Directive: Within the material below, find each line bearing the word "motoru" and present it.

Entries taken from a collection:
--- Start ---
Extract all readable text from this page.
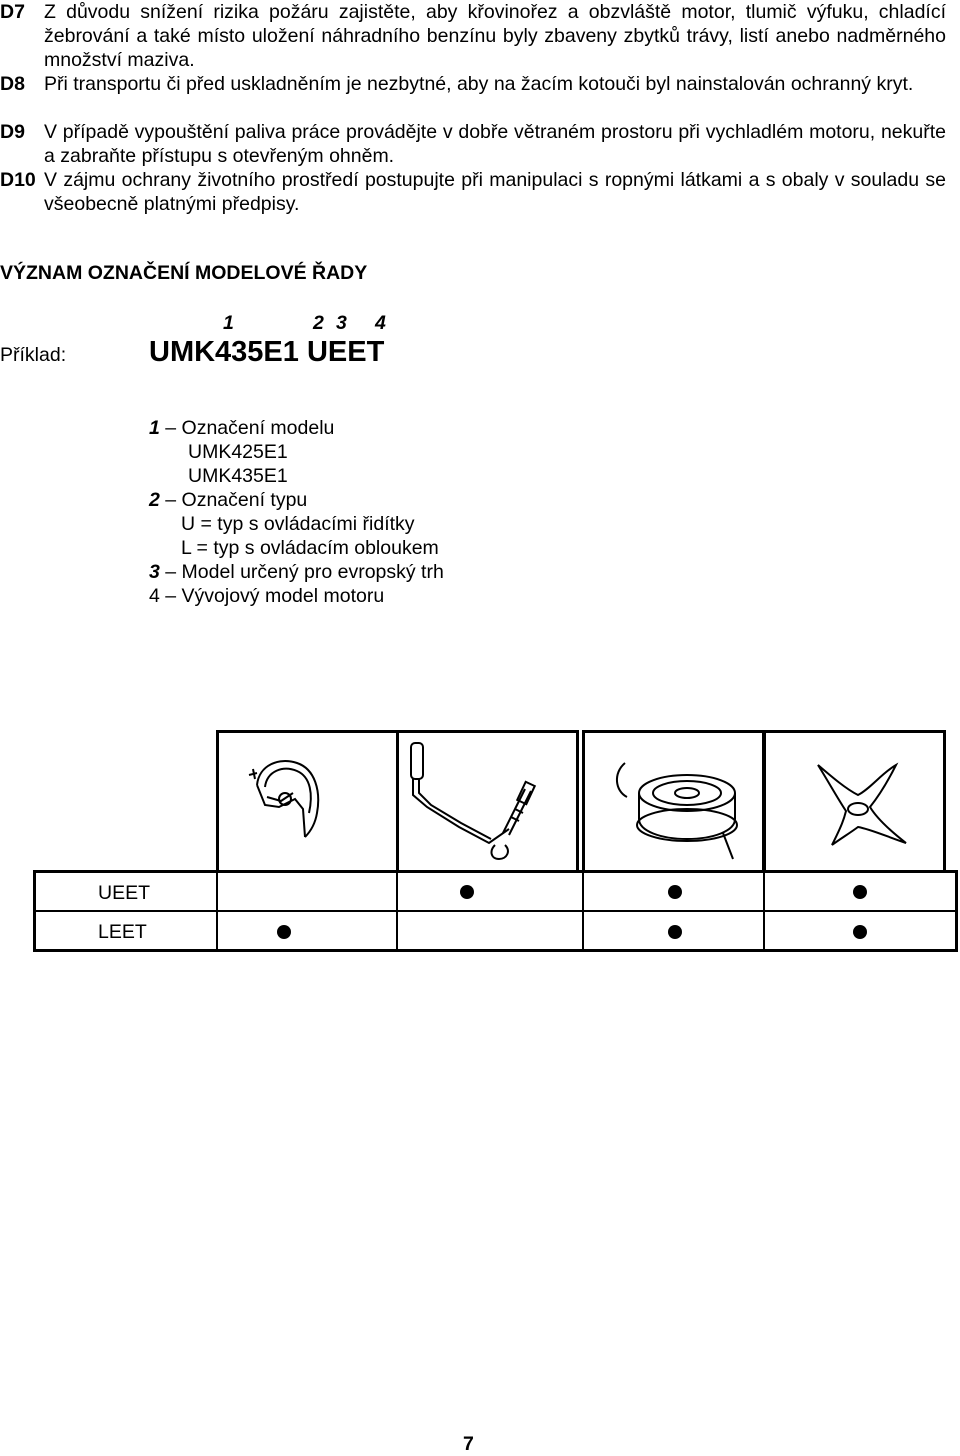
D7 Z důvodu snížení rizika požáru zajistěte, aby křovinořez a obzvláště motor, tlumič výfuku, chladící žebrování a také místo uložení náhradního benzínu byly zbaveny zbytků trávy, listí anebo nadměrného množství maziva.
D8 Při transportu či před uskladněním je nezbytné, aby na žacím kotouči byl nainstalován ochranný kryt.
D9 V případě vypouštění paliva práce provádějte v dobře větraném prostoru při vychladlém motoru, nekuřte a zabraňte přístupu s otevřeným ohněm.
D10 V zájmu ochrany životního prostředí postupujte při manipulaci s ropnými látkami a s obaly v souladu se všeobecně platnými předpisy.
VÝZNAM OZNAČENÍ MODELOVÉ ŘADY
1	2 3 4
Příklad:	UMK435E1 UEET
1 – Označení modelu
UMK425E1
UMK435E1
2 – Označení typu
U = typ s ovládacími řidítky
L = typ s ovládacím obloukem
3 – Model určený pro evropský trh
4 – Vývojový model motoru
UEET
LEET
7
--- End ---
Final answer:
D9 V případě vypouštění paliva práce provádějte v dobře větraném prostoru při vychladlém motoru, nekuřte a zabraňte přístupu s otevřeným ohněm.
4 – Vývojový model motoru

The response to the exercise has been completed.